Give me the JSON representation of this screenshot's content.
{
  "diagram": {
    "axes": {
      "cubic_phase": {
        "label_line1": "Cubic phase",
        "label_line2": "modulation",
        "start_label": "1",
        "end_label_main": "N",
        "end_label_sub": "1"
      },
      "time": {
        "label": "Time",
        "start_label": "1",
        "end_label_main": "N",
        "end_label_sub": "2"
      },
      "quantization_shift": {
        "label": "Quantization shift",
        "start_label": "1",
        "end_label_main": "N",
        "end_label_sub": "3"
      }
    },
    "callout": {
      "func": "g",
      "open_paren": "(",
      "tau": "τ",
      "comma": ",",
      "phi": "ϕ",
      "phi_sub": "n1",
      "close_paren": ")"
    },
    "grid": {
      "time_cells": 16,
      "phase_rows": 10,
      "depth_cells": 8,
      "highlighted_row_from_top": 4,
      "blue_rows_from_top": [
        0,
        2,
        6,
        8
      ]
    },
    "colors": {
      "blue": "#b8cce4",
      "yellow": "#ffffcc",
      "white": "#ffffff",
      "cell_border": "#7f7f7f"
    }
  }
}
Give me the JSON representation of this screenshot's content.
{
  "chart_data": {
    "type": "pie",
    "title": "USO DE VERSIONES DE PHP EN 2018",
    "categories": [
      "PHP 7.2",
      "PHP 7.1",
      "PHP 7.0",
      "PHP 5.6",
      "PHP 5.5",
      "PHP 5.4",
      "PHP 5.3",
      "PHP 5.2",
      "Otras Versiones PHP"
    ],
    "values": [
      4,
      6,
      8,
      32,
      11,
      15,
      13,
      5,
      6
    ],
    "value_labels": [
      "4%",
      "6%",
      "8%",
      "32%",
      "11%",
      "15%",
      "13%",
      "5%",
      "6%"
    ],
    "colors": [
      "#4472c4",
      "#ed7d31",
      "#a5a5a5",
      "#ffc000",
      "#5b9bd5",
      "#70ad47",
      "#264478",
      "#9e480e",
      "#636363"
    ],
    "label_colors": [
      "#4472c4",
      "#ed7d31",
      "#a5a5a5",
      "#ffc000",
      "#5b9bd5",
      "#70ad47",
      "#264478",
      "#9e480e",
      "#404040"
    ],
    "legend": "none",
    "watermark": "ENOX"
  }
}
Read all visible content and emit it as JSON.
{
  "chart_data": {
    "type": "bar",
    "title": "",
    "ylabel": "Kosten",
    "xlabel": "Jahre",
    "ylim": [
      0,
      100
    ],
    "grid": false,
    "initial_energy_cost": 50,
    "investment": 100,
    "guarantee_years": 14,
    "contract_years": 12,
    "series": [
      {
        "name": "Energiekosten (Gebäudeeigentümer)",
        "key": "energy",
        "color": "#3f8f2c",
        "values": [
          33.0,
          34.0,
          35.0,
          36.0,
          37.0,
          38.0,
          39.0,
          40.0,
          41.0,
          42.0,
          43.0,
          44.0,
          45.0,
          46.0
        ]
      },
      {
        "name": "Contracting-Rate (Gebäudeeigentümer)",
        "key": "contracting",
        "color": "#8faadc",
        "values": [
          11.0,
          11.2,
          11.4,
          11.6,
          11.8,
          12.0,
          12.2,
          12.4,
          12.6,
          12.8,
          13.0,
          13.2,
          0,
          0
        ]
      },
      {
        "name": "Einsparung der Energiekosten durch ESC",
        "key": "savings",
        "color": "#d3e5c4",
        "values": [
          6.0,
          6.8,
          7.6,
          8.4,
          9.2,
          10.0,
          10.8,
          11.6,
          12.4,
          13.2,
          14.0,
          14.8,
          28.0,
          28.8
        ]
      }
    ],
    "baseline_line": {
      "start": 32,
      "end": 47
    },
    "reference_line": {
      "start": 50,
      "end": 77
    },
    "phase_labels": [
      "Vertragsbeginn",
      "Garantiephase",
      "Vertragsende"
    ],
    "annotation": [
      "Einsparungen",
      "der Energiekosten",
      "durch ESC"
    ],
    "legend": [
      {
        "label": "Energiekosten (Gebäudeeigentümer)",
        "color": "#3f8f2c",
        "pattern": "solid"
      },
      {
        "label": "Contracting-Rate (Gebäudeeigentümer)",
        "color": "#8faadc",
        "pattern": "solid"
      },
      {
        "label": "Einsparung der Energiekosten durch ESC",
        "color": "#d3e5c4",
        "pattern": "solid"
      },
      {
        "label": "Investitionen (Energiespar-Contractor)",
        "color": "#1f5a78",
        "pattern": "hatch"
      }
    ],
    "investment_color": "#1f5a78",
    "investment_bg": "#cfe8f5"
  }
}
####################
Give the material above again, word for word.

- **Task solution**
Give me the JSON representation of this screenshot's content.
{
  "diagram": {
    "axes": {
      "cubic_phase": {
        "label_line1": "Cubic phase",
        "label_line2": "modulation",
        "start_label": "1",
        "end_label_main": "N",
        "end_label_sub": "1"
      },
      "time": {
        "label": "Time",
        "start_label": "1",
        "end_label_main": "N",
        "end_label_sub": "2"
      },
      "quantization_shift": {
        "label": "Quantization shift",
        "start_label": "1",
        "end_label_main": "N",
        "end_label_sub": "3"
      }
    },
    "callout": {
      "func": "g",
      "open_paren": "(",
      "tau": "τ",
      "comma": ",",
      "phi": "ϕ",
      "phi_sub": "n1",
      "close_paren": ")"
    },
    "grid": {
      "time_cells": 16,
      "phase_rows": 10,
      "depth_cells": 8,
      "highlighted_row_from_top": 4,
      "blue_rows_from_top": [
        0,
        2,
        6,
        8
      ]
    },
    "colors": {
      "blue": "#b8cce4",
      "yellow": "#ffffcc",
      "white": "#ffffff",
      "cell_border": "#7f7f7f"
    }
  }
}
Give me the JSON representation of this screenshot's content.
{
  "chart_data": {
    "type": "pie",
    "title": "USO DE VERSIONES DE PHP EN 2018",
    "categories": [
      "PHP 7.2",
      "PHP 7.1",
      "PHP 7.0",
      "PHP 5.6",
      "PHP 5.5",
      "PHP 5.4",
      "PHP 5.3",
      "PHP 5.2",
      "Otras Versiones PHP"
    ],
    "values": [
      4,
      6,
      8,
      32,
      11,
      15,
      13,
      5,
      6
    ],
    "value_labels": [
      "4%",
      "6%",
      "8%",
      "32%",
      "11%",
      "15%",
      "13%",
      "5%",
      "6%"
    ],
    "colors": [
      "#4472c4",
      "#ed7d31",
      "#a5a5a5",
      "#ffc000",
      "#5b9bd5",
      "#70ad47",
      "#264478",
      "#9e480e",
      "#636363"
    ],
    "label_colors": [
      "#4472c4",
      "#ed7d31",
      "#a5a5a5",
      "#ffc000",
      "#5b9bd5",
      "#70ad47",
      "#264478",
      "#9e480e",
      "#404040"
    ],
    "legend": "none",
    "watermark": "ENOX"
  }
}
Read all visible content and emit it as JSON.
{
  "chart_data": {
    "type": "bar",
    "title": "",
    "ylabel": "Kosten",
    "xlabel": "Jahre",
    "ylim": [
      0,
      100
    ],
    "grid": false,
    "initial_energy_cost": 50,
    "investment": 100,
    "guarantee_years": 14,
    "contract_years": 12,
    "series": [
      {
        "name": "Energiekosten (Gebäudeeigentümer)",
        "key": "energy",
        "color": "#3f8f2c",
        "values": [
          33.0,
          34.0,
          35.0,
          36.0,
          37.0,
          38.0,
          39.0,
          40.0,
          41.0,
          42.0,
          43.0,
          44.0,
          45.0,
          46.0
        ]
      },
      {
        "name": "Contracting-Rate (Gebäudeeigentümer)",
        "key": "contracting",
        "color": "#8faadc",
        "values": [
          11.0,
          11.2,
          11.4,
          11.6,
          11.8,
          12.0,
          12.2,
          12.4,
          12.6,
          12.8,
          13.0,
          13.2,
          0,
          0
        ]
      },
      {
        "name": "Einsparung der Energiekosten durch ESC",
        "key": "savings",
        "color": "#d3e5c4",
        "values": [
          6.0,
          6.8,
          7.6,
          8.4,
          9.2,
          10.0,
          10.8,
          11.6,
          12.4,
          13.2,
          14.0,
          14.8,
          28.0,
          28.8
        ]
      }
    ],
    "baseline_line": {
      "start": 32,
      "end": 47
    },
    "reference_line": {
      "start": 50,
      "end": 77
    },
    "phase_labels": [
      "Vertragsbeginn",
      "Garantiephase",
      "Vertragsende"
    ],
    "annotation": [
      "Einsparungen",
      "der Energiekosten",
      "durch ESC"
    ],
    "legend": [
      {
        "label": "Energiekosten (Gebäudeeigentümer)",
        "color": "#3f8f2c",
        "pattern": "solid"
      },
      {
        "label": "Contracting-Rate (Gebäudeeigentümer)",
        "color": "#8faadc",
        "pattern": "solid"
      },
      {
        "label": "Einsparung der Energiekosten durch ESC",
        "color": "#d3e5c4",
        "pattern": "solid"
      },
      {
        "label": "Investitionen (Energiespar-Contractor)",
        "color": "#1f5a78",
        "pattern": "hatch"
      }
    ],
    "investment_color": "#1f5a78",
    "investment_bg": "#cfe8f5"
  }
}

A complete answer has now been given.